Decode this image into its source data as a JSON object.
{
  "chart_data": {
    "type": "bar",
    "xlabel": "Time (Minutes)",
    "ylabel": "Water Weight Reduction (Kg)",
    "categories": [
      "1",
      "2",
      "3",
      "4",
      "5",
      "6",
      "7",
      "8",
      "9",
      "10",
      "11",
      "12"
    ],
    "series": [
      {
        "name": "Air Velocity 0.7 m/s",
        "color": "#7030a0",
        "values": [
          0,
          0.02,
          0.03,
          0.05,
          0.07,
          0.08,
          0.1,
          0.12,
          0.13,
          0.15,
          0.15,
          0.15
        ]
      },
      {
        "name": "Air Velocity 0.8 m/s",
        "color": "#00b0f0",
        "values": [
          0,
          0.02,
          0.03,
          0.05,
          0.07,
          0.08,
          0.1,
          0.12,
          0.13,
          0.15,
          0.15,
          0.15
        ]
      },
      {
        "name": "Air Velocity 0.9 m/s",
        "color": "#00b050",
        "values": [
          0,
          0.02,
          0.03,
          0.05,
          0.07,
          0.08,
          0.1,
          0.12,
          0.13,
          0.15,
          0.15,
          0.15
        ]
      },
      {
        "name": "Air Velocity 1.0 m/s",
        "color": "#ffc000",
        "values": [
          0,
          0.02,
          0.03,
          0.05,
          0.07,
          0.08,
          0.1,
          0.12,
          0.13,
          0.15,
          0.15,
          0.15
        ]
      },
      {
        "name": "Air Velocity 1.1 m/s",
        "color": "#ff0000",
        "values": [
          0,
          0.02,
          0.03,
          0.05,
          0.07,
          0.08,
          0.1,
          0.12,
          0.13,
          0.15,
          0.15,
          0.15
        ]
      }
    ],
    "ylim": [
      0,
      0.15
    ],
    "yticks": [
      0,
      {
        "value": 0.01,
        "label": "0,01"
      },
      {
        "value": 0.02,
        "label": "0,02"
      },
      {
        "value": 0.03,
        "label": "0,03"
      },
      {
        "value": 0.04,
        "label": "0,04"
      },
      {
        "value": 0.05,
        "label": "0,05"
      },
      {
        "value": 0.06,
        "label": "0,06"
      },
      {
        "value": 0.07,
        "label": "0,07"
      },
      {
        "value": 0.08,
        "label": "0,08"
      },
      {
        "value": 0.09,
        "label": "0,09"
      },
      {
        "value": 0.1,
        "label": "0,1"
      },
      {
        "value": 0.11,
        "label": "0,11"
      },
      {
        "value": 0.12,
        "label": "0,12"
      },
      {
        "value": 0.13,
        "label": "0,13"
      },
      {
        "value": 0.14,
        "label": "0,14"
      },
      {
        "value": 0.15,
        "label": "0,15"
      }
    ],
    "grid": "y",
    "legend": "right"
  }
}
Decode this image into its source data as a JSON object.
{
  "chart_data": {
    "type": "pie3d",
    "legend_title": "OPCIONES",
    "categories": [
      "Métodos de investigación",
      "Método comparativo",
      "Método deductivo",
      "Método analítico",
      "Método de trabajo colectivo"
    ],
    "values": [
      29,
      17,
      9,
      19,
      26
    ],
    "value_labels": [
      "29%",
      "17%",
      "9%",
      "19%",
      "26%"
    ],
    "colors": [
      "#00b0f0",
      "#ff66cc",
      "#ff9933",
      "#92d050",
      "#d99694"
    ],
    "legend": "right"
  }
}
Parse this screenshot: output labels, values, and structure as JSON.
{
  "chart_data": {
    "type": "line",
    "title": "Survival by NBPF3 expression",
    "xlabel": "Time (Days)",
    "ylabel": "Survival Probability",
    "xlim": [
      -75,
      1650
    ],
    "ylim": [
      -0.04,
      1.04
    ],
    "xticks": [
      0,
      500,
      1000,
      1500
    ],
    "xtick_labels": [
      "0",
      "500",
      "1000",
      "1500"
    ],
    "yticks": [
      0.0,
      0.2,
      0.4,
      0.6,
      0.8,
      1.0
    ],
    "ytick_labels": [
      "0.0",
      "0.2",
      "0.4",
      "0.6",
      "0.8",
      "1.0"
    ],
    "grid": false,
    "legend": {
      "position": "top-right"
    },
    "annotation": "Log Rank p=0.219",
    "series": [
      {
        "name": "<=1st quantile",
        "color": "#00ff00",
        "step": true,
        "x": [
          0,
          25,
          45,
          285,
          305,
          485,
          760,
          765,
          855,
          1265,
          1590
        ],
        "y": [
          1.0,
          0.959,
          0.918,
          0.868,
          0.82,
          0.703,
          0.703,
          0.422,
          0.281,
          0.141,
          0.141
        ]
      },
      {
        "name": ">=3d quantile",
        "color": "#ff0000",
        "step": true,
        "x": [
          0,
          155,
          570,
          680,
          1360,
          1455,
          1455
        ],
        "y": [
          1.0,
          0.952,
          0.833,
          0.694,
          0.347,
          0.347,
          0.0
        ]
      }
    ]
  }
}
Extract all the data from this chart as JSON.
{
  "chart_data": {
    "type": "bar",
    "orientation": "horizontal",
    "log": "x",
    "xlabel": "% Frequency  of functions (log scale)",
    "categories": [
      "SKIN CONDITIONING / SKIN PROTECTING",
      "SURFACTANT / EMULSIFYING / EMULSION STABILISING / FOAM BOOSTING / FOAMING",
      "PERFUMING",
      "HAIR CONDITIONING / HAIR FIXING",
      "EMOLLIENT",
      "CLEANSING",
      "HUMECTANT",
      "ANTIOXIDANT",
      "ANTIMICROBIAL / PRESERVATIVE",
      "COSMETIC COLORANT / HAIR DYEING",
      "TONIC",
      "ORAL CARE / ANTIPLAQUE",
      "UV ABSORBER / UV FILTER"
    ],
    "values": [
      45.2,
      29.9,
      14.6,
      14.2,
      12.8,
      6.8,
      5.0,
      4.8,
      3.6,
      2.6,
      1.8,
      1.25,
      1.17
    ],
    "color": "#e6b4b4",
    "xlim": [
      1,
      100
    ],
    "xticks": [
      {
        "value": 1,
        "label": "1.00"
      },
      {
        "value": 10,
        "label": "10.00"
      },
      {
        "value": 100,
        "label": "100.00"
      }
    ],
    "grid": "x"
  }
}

^^^^

■ **What is being asked**: Write out every entry word for word.

■ **Result for this exercise**:
Decode this image into its source data as a JSON object.
{
  "chart_data": {
    "type": "bar",
    "xlabel": "Time (Minutes)",
    "ylabel": "Water Weight Reduction (Kg)",
    "categories": [
      "1",
      "2",
      "3",
      "4",
      "5",
      "6",
      "7",
      "8",
      "9",
      "10",
      "11",
      "12"
    ],
    "series": [
      {
        "name": "Air Velocity 0.7 m/s",
        "color": "#7030a0",
        "values": [
          0,
          0.02,
          0.03,
          0.05,
          0.07,
          0.08,
          0.1,
          0.12,
          0.13,
          0.15,
          0.15,
          0.15
        ]
      },
      {
        "name": "Air Velocity 0.8 m/s",
        "color": "#00b0f0",
        "values": [
          0,
          0.02,
          0.03,
          0.05,
          0.07,
          0.08,
          0.1,
          0.12,
          0.13,
          0.15,
          0.15,
          0.15
        ]
      },
      {
        "name": "Air Velocity 0.9 m/s",
        "color": "#00b050",
        "values": [
          0,
          0.02,
          0.03,
          0.05,
          0.07,
          0.08,
          0.1,
          0.12,
          0.13,
          0.15,
          0.15,
          0.15
        ]
      },
      {
        "name": "Air Velocity 1.0 m/s",
        "color": "#ffc000",
        "values": [
          0,
          0.02,
          0.03,
          0.05,
          0.07,
          0.08,
          0.1,
          0.12,
          0.13,
          0.15,
          0.15,
          0.15
        ]
      },
      {
        "name": "Air Velocity 1.1 m/s",
        "color": "#ff0000",
        "values": [
          0,
          0.02,
          0.03,
          0.05,
          0.07,
          0.08,
          0.1,
          0.12,
          0.13,
          0.15,
          0.15,
          0.15
        ]
      }
    ],
    "ylim": [
      0,
      0.15
    ],
    "yticks": [
      0,
      {
        "value": 0.01,
        "label": "0,01"
      },
      {
        "value": 0.02,
        "label": "0,02"
      },
      {
        "value": 0.03,
        "label": "0,03"
      },
      {
        "value": 0.04,
        "label": "0,04"
      },
      {
        "value": 0.05,
        "label": "0,05"
      },
      {
        "value": 0.06,
        "label": "0,06"
      },
      {
        "value": 0.07,
        "label": "0,07"
      },
      {
        "value": 0.08,
        "label": "0,08"
      },
      {
        "value": 0.09,
        "label": "0,09"
      },
      {
        "value": 0.1,
        "label": "0,1"
      },
      {
        "value": 0.11,
        "label": "0,11"
      },
      {
        "value": 0.12,
        "label": "0,12"
      },
      {
        "value": 0.13,
        "label": "0,13"
      },
      {
        "value": 0.14,
        "label": "0,14"
      },
      {
        "value": 0.15,
        "label": "0,15"
      }
    ],
    "grid": "y",
    "legend": "right"
  }
}
Decode this image into its source data as a JSON object.
{
  "chart_data": {
    "type": "pie3d",
    "legend_title": "OPCIONES",
    "categories": [
      "Métodos de investigación",
      "Método comparativo",
      "Método deductivo",
      "Método analítico",
      "Método de trabajo colectivo"
    ],
    "values": [
      29,
      17,
      9,
      19,
      26
    ],
    "value_labels": [
      "29%",
      "17%",
      "9%",
      "19%",
      "26%"
    ],
    "colors": [
      "#00b0f0",
      "#ff66cc",
      "#ff9933",
      "#92d050",
      "#d99694"
    ],
    "legend": "right"
  }
}
Parse this screenshot: output labels, values, and structure as JSON.
{
  "chart_data": {
    "type": "line",
    "title": "Survival by NBPF3 expression",
    "xlabel": "Time (Days)",
    "ylabel": "Survival Probability",
    "xlim": [
      -75,
      1650
    ],
    "ylim": [
      -0.04,
      1.04
    ],
    "xticks": [
      0,
      500,
      1000,
      1500
    ],
    "xtick_labels": [
      "0",
      "500",
      "1000",
      "1500"
    ],
    "yticks": [
      0.0,
      0.2,
      0.4,
      0.6,
      0.8,
      1.0
    ],
    "ytick_labels": [
      "0.0",
      "0.2",
      "0.4",
      "0.6",
      "0.8",
      "1.0"
    ],
    "grid": false,
    "legend": {
      "position": "top-right"
    },
    "annotation": "Log Rank p=0.219",
    "series": [
      {
        "name": "<=1st quantile",
        "color": "#00ff00",
        "step": true,
        "x": [
          0,
          25,
          45,
          285,
          305,
          485,
          760,
          765,
          855,
          1265,
          1590
        ],
        "y": [
          1.0,
          0.959,
          0.918,
          0.868,
          0.82,
          0.703,
          0.703,
          0.422,
          0.281,
          0.141,
          0.141
        ]
      },
      {
        "name": ">=3d quantile",
        "color": "#ff0000",
        "step": true,
        "x": [
          0,
          155,
          570,
          680,
          1360,
          1455,
          1455
        ],
        "y": [
          1.0,
          0.952,
          0.833,
          0.694,
          0.347,
          0.347,
          0.0
        ]
      }
    ]
  }
}
Extract all the data from this chart as JSON.
{
  "chart_data": {
    "type": "bar",
    "orientation": "horizontal",
    "log": "x",
    "xlabel": "% Frequency  of functions (log scale)",
    "categories": [
      "SKIN CONDITIONING / SKIN PROTECTING",
      "SURFACTANT / EMULSIFYING / EMULSION STABILISING / FOAM BOOSTING / FOAMING",
      "PERFUMING",
      "HAIR CONDITIONING / HAIR FIXING",
      "EMOLLIENT",
      "CLEANSING",
      "HUMECTANT",
      "ANTIOXIDANT",
      "ANTIMICROBIAL / PRESERVATIVE",
      "COSMETIC COLORANT / HAIR DYEING",
      "TONIC",
      "ORAL CARE / ANTIPLAQUE",
      "UV ABSORBER / UV FILTER"
    ],
    "values": [
      45.2,
      29.9,
      14.6,
      14.2,
      12.8,
      6.8,
      5.0,
      4.8,
      3.6,
      2.6,
      1.8,
      1.25,
      1.17
    ],
    "color": "#e6b4b4",
    "xlim": [
      1,
      100
    ],
    "xticks": [
      {
        "value": 1,
        "label": "1.00"
      },
      {
        "value": 10,
        "label": "10.00"
      },
      {
        "value": 100,
        "label": "100.00"
      }
    ],
    "grid": "x"
  }
}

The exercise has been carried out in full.